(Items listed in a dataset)
....................

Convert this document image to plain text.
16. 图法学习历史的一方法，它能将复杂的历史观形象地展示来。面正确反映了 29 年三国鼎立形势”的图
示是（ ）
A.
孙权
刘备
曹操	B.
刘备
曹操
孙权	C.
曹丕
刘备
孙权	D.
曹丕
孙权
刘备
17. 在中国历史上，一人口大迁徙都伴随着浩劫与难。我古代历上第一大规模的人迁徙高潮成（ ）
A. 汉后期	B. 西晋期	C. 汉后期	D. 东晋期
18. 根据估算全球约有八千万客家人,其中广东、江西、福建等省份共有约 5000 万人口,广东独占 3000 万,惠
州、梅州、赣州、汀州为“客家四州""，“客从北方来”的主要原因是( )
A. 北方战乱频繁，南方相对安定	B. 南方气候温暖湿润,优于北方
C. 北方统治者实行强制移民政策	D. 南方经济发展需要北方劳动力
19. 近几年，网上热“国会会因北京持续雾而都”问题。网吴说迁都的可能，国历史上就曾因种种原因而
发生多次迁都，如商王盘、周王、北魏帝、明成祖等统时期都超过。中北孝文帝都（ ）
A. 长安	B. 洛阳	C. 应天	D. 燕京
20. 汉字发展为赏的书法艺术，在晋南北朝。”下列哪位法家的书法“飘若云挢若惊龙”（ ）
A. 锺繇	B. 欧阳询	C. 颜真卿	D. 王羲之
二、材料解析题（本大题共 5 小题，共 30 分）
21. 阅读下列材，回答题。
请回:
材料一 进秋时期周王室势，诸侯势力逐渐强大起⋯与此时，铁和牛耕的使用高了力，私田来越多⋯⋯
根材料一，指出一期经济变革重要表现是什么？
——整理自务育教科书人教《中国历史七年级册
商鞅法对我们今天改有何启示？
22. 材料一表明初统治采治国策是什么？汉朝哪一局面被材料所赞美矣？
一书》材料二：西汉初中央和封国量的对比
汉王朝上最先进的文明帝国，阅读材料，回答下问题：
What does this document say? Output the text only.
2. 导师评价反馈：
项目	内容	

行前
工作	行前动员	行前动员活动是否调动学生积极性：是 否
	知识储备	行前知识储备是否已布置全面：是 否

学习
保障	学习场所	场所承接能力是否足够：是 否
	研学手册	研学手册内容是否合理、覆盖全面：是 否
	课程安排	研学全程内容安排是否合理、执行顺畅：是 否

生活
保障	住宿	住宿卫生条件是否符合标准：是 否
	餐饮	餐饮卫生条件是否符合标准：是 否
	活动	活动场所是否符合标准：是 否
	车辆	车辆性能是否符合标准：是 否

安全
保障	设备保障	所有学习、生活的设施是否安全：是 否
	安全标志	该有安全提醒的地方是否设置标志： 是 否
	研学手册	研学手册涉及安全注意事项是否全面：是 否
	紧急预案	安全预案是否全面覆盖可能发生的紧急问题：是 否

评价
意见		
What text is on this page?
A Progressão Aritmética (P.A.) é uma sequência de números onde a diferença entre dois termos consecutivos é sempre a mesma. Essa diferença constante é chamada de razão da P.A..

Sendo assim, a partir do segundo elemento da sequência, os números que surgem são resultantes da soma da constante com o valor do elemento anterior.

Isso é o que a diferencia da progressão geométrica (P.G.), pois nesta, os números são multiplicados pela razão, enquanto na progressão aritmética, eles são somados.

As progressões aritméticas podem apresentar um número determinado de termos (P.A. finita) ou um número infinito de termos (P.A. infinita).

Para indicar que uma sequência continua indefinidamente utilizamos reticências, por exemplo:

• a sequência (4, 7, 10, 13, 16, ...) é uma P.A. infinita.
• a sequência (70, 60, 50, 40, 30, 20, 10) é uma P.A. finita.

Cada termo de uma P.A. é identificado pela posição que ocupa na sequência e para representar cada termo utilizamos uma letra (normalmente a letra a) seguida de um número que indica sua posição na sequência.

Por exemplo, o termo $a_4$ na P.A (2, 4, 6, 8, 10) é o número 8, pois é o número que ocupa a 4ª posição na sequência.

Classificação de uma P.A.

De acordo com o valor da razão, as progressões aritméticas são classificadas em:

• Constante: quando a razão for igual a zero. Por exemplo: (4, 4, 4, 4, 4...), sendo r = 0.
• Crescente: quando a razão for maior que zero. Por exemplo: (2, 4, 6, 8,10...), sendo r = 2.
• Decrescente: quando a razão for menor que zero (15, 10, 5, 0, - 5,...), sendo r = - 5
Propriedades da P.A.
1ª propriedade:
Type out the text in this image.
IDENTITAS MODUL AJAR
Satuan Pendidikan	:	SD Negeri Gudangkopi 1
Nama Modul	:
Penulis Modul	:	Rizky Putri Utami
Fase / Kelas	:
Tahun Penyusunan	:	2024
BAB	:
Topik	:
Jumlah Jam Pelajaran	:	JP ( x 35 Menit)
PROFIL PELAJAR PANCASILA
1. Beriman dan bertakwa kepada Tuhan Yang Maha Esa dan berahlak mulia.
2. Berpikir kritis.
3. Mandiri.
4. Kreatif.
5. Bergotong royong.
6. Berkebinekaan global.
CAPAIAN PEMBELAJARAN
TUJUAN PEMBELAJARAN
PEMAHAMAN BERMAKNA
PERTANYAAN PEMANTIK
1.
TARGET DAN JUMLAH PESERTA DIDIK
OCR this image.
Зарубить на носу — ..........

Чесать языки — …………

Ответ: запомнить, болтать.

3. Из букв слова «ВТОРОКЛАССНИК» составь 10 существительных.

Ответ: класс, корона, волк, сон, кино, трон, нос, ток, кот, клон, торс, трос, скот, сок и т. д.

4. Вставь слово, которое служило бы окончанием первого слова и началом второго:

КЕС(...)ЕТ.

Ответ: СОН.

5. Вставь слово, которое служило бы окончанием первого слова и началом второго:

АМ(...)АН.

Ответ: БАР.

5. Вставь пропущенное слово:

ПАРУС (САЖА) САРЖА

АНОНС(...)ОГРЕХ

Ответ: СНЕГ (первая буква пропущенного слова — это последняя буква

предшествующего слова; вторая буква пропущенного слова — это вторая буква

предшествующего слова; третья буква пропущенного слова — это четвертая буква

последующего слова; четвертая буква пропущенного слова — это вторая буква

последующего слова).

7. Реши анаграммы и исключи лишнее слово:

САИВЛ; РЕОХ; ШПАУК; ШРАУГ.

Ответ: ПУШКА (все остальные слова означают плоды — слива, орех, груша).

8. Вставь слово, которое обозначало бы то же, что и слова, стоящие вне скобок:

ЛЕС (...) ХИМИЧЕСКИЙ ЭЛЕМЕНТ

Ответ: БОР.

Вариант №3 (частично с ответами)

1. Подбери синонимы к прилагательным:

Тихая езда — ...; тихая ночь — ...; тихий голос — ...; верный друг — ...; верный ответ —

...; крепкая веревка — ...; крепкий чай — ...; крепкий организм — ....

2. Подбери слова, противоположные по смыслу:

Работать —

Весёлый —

....................

→ **REQUIREMENT**
Print every entry exactly as it appears.

→ **REPLY**
Convert this document image to plain text.
16. 图法学习历史的一方法，它能将复杂的历史观形象地展示来。面正确反映了 29 年三国鼎立形势”的图
示是（ ）
A.
孙权
刘备
曹操	B.
刘备
曹操
孙权	C.
曹丕
刘备
孙权	D.
曹丕
孙权
刘备
17. 在中国历史上，一人口大迁徙都伴随着浩劫与难。我古代历上第一大规模的人迁徙高潮成（ ）
A. 汉后期	B. 西晋期	C. 汉后期	D. 东晋期
18. 根据估算全球约有八千万客家人,其中广东、江西、福建等省份共有约 5000 万人口,广东独占 3000 万,惠
州、梅州、赣州、汀州为“客家四州""，“客从北方来”的主要原因是( )
A. 北方战乱频繁，南方相对安定	B. 南方气候温暖湿润,优于北方
C. 北方统治者实行强制移民政策	D. 南方经济发展需要北方劳动力
19. 近几年，网上热“国会会因北京持续雾而都”问题。网吴说迁都的可能，国历史上就曾因种种原因而
发生多次迁都，如商王盘、周王、北魏帝、明成祖等统时期都超过。中北孝文帝都（ ）
A. 长安	B. 洛阳	C. 应天	D. 燕京
20. 汉字发展为赏的书法艺术，在晋南北朝。”下列哪位法家的书法“飘若云挢若惊龙”（ ）
A. 锺繇	B. 欧阳询	C. 颜真卿	D. 王羲之
二、材料解析题（本大题共 5 小题，共 30 分）
21. 阅读下列材，回答题。
请回:
材料一 进秋时期周王室势，诸侯势力逐渐强大起⋯与此时，铁和牛耕的使用高了力，私田来越多⋯⋯
根材料一，指出一期经济变革重要表现是什么？
——整理自务育教科书人教《中国历史七年级册
商鞅法对我们今天改有何启示？
22. 材料一表明初统治采治国策是什么？汉朝哪一局面被材料所赞美矣？
一书》材料二：西汉初中央和封国量的对比
汉王朝上最先进的文明帝国，阅读材料，回答下问题：
What does this document say? Output the text only.
2. 导师评价反馈：
项目	内容	

行前
工作	行前动员	行前动员活动是否调动学生积极性：是 否
	知识储备	行前知识储备是否已布置全面：是 否

学习
保障	学习场所	场所承接能力是否足够：是 否
	研学手册	研学手册内容是否合理、覆盖全面：是 否
	课程安排	研学全程内容安排是否合理、执行顺畅：是 否

生活
保障	住宿	住宿卫生条件是否符合标准：是 否
	餐饮	餐饮卫生条件是否符合标准：是 否
	活动	活动场所是否符合标准：是 否
	车辆	车辆性能是否符合标准：是 否

安全
保障	设备保障	所有学习、生活的设施是否安全：是 否
	安全标志	该有安全提醒的地方是否设置标志： 是 否
	研学手册	研学手册涉及安全注意事项是否全面：是 否
	紧急预案	安全预案是否全面覆盖可能发生的紧急问题：是 否

评价
意见		
What text is on this page?
A Progressão Aritmética (P.A.) é uma sequência de números onde a diferença entre dois termos consecutivos é sempre a mesma. Essa diferença constante é chamada de razão da P.A..

Sendo assim, a partir do segundo elemento da sequência, os números que surgem são resultantes da soma da constante com o valor do elemento anterior.

Isso é o que a diferencia da progressão geométrica (P.G.), pois nesta, os números são multiplicados pela razão, enquanto na progressão aritmética, eles são somados.

As progressões aritméticas podem apresentar um número determinado de termos (P.A. finita) ou um número infinito de termos (P.A. infinita).

Para indicar que uma sequência continua indefinidamente utilizamos reticências, por exemplo:

• a sequência (4, 7, 10, 13, 16, ...) é uma P.A. infinita.
• a sequência (70, 60, 50, 40, 30, 20, 10) é uma P.A. finita.

Cada termo de uma P.A. é identificado pela posição que ocupa na sequência e para representar cada termo utilizamos uma letra (normalmente a letra a) seguida de um número que indica sua posição na sequência.

Por exemplo, o termo $a_4$ na P.A (2, 4, 6, 8, 10) é o número 8, pois é o número que ocupa a 4ª posição na sequência.

Classificação de uma P.A.

De acordo com o valor da razão, as progressões aritméticas são classificadas em:

• Constante: quando a razão for igual a zero. Por exemplo: (4, 4, 4, 4, 4...), sendo r = 0.
• Crescente: quando a razão for maior que zero. Por exemplo: (2, 4, 6, 8,10...), sendo r = 2.
• Decrescente: quando a razão for menor que zero (15, 10, 5, 0, - 5,...), sendo r = - 5
Propriedades da P.A.
1ª propriedade:
Type out the text in this image.
IDENTITAS MODUL AJAR
Satuan Pendidikan	:	SD Negeri Gudangkopi 1
Nama Modul	:
Penulis Modul	:	Rizky Putri Utami
Fase / Kelas	:
Tahun Penyusunan	:	2024
BAB	:
Topik	:
Jumlah Jam Pelajaran	:	JP ( x 35 Menit)
PROFIL PELAJAR PANCASILA
1. Beriman dan bertakwa kepada Tuhan Yang Maha Esa dan berahlak mulia.
2. Berpikir kritis.
3. Mandiri.
4. Kreatif.
5. Bergotong royong.
6. Berkebinekaan global.
CAPAIAN PEMBELAJARAN
TUJUAN PEMBELAJARAN
PEMAHAMAN BERMAKNA
PERTANYAAN PEMANTIK
1.
TARGET DAN JUMLAH PESERTA DIDIK
OCR this image.
Зарубить на носу — ..........

Чесать языки — …………

Ответ: запомнить, болтать.

3. Из букв слова «ВТОРОКЛАССНИК» составь 10 существительных.

Ответ: класс, корона, волк, сон, кино, трон, нос, ток, кот, клон, торс, трос, скот, сок и т. д.

4. Вставь слово, которое служило бы окончанием первого слова и началом второго:

КЕС(...)ЕТ.

Ответ: СОН.

5. Вставь слово, которое служило бы окончанием первого слова и началом второго:

АМ(...)АН.

Ответ: БАР.

5. Вставь пропущенное слово:

ПАРУС (САЖА) САРЖА

АНОНС(...)ОГРЕХ

Ответ: СНЕГ (первая буква пропущенного слова — это последняя буква

предшествующего слова; вторая буква пропущенного слова — это вторая буква

предшествующего слова; третья буква пропущенного слова — это четвертая буква

последующего слова; четвертая буква пропущенного слова — это вторая буква

последующего слова).

7. Реши анаграммы и исключи лишнее слово:

САИВЛ; РЕОХ; ШПАУК; ШРАУГ.

Ответ: ПУШКА (все остальные слова означают плоды — слива, орех, груша).

8. Вставь слово, которое обозначало бы то же, что и слова, стоящие вне скобок:

ЛЕС (...) ХИМИЧЕСКИЙ ЭЛЕМЕНТ

Ответ: БОР.

Вариант №3 (частично с ответами)

1. Подбери синонимы к прилагательным:

Тихая езда — ...; тихая ночь — ...; тихий голос — ...; верный друг — ...; верный ответ —

...; крепкая веревка — ...; крепкий чай — ...; крепкий организм — ....

2. Подбери слова, противоположные по смыслу:

Работать —

Весёлый —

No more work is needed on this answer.